**Exercise:**
Of all the lines in the records below, how many hold the word "JSON"? Give the number alone.

───

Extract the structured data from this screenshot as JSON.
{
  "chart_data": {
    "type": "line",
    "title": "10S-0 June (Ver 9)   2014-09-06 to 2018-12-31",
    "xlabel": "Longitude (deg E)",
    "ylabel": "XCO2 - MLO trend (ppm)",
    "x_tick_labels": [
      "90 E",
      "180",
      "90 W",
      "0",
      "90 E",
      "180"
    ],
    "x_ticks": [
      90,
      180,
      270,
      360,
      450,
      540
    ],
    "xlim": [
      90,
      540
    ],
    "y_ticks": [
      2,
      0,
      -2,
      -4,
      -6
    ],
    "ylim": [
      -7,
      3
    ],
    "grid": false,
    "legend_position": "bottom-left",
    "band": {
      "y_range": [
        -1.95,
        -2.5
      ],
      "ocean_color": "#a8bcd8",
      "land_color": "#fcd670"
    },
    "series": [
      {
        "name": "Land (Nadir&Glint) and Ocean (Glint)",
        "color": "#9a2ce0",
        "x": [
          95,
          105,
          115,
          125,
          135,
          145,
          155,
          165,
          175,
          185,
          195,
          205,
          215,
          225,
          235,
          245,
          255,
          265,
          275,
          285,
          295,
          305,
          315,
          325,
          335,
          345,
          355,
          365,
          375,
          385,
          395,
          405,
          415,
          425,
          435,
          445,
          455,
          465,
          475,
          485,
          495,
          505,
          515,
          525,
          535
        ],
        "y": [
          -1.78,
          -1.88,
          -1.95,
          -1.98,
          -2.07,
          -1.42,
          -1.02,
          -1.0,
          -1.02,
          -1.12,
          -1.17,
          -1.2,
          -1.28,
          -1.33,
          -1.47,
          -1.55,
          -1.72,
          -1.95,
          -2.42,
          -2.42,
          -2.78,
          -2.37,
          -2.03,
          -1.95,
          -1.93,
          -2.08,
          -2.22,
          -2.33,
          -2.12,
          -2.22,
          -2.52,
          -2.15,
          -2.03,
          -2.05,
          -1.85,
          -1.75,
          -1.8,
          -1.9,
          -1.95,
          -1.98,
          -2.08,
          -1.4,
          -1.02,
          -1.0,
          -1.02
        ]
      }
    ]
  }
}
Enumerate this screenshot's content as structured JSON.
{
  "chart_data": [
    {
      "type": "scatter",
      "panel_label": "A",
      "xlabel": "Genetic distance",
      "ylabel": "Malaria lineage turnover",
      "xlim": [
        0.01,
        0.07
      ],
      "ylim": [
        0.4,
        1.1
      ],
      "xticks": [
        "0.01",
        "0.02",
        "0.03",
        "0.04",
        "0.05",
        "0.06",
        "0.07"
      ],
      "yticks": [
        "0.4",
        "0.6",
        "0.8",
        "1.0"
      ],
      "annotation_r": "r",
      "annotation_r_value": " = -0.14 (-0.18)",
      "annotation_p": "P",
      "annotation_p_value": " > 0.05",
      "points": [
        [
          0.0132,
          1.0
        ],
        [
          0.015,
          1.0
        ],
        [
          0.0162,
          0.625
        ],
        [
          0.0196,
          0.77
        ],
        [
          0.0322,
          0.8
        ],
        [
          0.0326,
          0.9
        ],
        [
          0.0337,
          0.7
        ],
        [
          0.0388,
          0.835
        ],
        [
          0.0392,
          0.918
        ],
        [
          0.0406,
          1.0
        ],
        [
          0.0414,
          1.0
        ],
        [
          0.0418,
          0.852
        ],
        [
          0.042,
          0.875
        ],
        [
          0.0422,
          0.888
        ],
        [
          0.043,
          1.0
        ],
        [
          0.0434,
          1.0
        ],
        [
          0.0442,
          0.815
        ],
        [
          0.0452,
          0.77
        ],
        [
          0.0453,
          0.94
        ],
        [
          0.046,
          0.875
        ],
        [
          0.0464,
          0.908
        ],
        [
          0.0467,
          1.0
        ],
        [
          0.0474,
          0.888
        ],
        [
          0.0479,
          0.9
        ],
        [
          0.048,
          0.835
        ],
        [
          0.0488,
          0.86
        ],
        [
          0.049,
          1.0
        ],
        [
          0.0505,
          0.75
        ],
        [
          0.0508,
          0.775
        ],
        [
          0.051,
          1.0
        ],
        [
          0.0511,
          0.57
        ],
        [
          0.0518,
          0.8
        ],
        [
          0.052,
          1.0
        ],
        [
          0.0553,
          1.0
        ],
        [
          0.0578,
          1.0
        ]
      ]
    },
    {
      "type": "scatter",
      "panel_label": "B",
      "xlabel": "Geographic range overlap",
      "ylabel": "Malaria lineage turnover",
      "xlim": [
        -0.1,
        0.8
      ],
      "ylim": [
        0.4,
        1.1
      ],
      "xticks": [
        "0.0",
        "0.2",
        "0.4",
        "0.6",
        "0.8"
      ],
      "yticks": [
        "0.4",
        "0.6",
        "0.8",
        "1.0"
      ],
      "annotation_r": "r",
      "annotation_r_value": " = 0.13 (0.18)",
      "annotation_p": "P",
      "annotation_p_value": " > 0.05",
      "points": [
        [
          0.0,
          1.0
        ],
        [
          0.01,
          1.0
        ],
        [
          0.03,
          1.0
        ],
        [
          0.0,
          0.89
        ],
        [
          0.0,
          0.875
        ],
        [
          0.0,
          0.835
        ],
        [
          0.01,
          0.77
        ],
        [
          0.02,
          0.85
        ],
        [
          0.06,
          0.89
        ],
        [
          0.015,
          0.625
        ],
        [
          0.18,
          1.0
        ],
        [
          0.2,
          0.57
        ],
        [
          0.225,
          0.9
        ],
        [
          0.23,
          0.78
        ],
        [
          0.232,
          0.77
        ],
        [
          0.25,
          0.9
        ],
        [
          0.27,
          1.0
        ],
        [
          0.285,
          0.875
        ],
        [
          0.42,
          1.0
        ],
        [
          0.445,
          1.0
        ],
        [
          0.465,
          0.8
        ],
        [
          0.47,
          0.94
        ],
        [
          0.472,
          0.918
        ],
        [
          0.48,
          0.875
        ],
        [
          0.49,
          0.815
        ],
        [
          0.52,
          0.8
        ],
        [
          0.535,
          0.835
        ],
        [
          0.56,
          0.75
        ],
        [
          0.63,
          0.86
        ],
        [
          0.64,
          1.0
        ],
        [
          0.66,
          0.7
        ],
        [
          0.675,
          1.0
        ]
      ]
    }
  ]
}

───

**Right answer:**
2